▸ **EXERCISE DESCRIPTION**
Write out all of the data exactly as it appears.

▸ **MATERIAL PROVIDED**
----

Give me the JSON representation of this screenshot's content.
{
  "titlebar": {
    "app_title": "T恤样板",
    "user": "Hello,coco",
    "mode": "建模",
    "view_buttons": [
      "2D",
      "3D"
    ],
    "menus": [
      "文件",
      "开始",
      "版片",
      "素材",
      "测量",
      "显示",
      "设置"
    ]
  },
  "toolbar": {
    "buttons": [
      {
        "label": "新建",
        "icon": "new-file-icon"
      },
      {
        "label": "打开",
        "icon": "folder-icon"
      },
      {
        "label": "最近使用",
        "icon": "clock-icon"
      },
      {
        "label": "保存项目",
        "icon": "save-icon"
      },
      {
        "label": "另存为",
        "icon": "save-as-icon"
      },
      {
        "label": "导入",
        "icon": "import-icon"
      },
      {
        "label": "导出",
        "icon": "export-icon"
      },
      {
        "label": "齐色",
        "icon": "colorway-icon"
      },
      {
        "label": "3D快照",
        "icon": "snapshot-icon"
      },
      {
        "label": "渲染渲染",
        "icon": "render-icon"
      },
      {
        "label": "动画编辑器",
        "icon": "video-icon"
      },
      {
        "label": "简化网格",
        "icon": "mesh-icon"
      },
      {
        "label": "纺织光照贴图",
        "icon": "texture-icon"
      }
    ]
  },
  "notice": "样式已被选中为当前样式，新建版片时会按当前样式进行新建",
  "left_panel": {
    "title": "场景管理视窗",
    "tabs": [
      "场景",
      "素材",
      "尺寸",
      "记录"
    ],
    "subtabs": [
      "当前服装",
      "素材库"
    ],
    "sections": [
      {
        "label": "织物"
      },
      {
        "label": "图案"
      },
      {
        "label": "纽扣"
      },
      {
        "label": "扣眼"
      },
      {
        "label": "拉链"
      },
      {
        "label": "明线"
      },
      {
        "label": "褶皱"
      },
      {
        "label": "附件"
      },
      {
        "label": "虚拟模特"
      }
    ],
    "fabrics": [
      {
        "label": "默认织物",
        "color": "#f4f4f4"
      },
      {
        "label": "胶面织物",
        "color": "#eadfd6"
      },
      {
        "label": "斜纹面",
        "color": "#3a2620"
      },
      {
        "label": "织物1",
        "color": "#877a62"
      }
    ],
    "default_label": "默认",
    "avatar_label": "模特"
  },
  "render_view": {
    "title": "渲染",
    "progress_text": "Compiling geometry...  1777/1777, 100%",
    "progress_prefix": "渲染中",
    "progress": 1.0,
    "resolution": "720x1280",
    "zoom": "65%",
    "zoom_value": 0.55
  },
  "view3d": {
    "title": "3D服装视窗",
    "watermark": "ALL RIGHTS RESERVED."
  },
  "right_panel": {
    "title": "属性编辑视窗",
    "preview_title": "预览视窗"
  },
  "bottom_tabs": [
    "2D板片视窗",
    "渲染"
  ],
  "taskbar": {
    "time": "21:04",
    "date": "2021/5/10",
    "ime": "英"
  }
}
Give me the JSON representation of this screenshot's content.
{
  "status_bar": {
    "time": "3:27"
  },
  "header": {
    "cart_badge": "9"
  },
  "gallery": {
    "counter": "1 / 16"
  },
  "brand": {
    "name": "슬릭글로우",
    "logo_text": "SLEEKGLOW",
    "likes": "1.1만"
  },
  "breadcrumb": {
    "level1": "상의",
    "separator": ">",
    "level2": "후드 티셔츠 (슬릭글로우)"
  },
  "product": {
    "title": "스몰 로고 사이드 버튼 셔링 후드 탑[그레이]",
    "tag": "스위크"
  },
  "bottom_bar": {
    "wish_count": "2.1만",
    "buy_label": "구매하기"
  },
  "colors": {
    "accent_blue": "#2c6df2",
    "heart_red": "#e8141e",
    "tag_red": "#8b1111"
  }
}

----

▸ **EXERCISE SOLUTION**
Give me the JSON representation of this screenshot's content.
{
  "titlebar": {
    "app_title": "T恤样板",
    "user": "Hello,coco",
    "mode": "建模",
    "view_buttons": [
      "2D",
      "3D"
    ],
    "menus": [
      "文件",
      "开始",
      "版片",
      "素材",
      "测量",
      "显示",
      "设置"
    ]
  },
  "toolbar": {
    "buttons": [
      {
        "label": "新建",
        "icon": "new-file-icon"
      },
      {
        "label": "打开",
        "icon": "folder-icon"
      },
      {
        "label": "最近使用",
        "icon": "clock-icon"
      },
      {
        "label": "保存项目",
        "icon": "save-icon"
      },
      {
        "label": "另存为",
        "icon": "save-as-icon"
      },
      {
        "label": "导入",
        "icon": "import-icon"
      },
      {
        "label": "导出",
        "icon": "export-icon"
      },
      {
        "label": "齐色",
        "icon": "colorway-icon"
      },
      {
        "label": "3D快照",
        "icon": "snapshot-icon"
      },
      {
        "label": "渲染渲染",
        "icon": "render-icon"
      },
      {
        "label": "动画编辑器",
        "icon": "video-icon"
      },
      {
        "label": "简化网格",
        "icon": "mesh-icon"
      },
      {
        "label": "纺织光照贴图",
        "icon": "texture-icon"
      }
    ]
  },
  "notice": "样式已被选中为当前样式，新建版片时会按当前样式进行新建",
  "left_panel": {
    "title": "场景管理视窗",
    "tabs": [
      "场景",
      "素材",
      "尺寸",
      "记录"
    ],
    "subtabs": [
      "当前服装",
      "素材库"
    ],
    "sections": [
      {
        "label": "织物"
      },
      {
        "label": "图案"
      },
      {
        "label": "纽扣"
      },
      {
        "label": "扣眼"
      },
      {
        "label": "拉链"
      },
      {
        "label": "明线"
      },
      {
        "label": "褶皱"
      },
      {
        "label": "附件"
      },
      {
        "label": "虚拟模特"
      }
    ],
    "fabrics": [
      {
        "label": "默认织物",
        "color": "#f4f4f4"
      },
      {
        "label": "胶面织物",
        "color": "#eadfd6"
      },
      {
        "label": "斜纹面",
        "color": "#3a2620"
      },
      {
        "label": "织物1",
        "color": "#877a62"
      }
    ],
    "default_label": "默认",
    "avatar_label": "模特"
  },
  "render_view": {
    "title": "渲染",
    "progress_text": "Compiling geometry...  1777/1777, 100%",
    "progress_prefix": "渲染中",
    "progress": 1.0,
    "resolution": "720x1280",
    "zoom": "65%",
    "zoom_value": 0.55
  },
  "view3d": {
    "title": "3D服装视窗",
    "watermark": "ALL RIGHTS RESERVED."
  },
  "right_panel": {
    "title": "属性编辑视窗",
    "preview_title": "预览视窗"
  },
  "bottom_tabs": [
    "2D板片视窗",
    "渲染"
  ],
  "taskbar": {
    "time": "21:04",
    "date": "2021/5/10",
    "ime": "英"
  }
}
Give me the JSON representation of this screenshot's content.
{
  "status_bar": {
    "time": "3:27"
  },
  "header": {
    "cart_badge": "9"
  },
  "gallery": {
    "counter": "1 / 16"
  },
  "brand": {
    "name": "슬릭글로우",
    "logo_text": "SLEEKGLOW",
    "likes": "1.1만"
  },
  "breadcrumb": {
    "level1": "상의",
    "separator": ">",
    "level2": "후드 티셔츠 (슬릭글로우)"
  },
  "product": {
    "title": "스몰 로고 사이드 버튼 셔링 후드 탑[그레이]",
    "tag": "스위크"
  },
  "bottom_bar": {
    "wish_count": "2.1만",
    "buy_label": "구매하기"
  },
  "colors": {
    "accent_blue": "#2c6df2",
    "heart_red": "#e8141e",
    "tag_red": "#8b1111"
  }
}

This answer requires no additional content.